◆ **Exercise prompt**
Every line of the records below should be restated exactly.

◆ **Material for the task**
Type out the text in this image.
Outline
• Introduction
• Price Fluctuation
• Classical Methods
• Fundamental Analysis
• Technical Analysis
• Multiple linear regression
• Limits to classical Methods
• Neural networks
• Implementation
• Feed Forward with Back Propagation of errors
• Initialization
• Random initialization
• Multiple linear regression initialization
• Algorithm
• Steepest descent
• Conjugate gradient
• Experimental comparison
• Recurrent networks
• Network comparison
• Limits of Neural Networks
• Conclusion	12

◆ **Finished exercise**
Type out the text in this image.
Outline
• Introduction
• Price Fluctuation
• Classical Methods
• Fundamental Analysis
• Technical Analysis
• Multiple linear regression
• Limits to classical Methods
• Neural networks
• Implementation
• Feed Forward with Back Propagation of errors
• Initialization
• Random initialization
• Multiple linear regression initialization
• Algorithm
• Steepest descent
• Conjugate gradient
• Experimental comparison
• Recurrent networks
• Network comparison
• Limits of Neural Networks
• Conclusion	12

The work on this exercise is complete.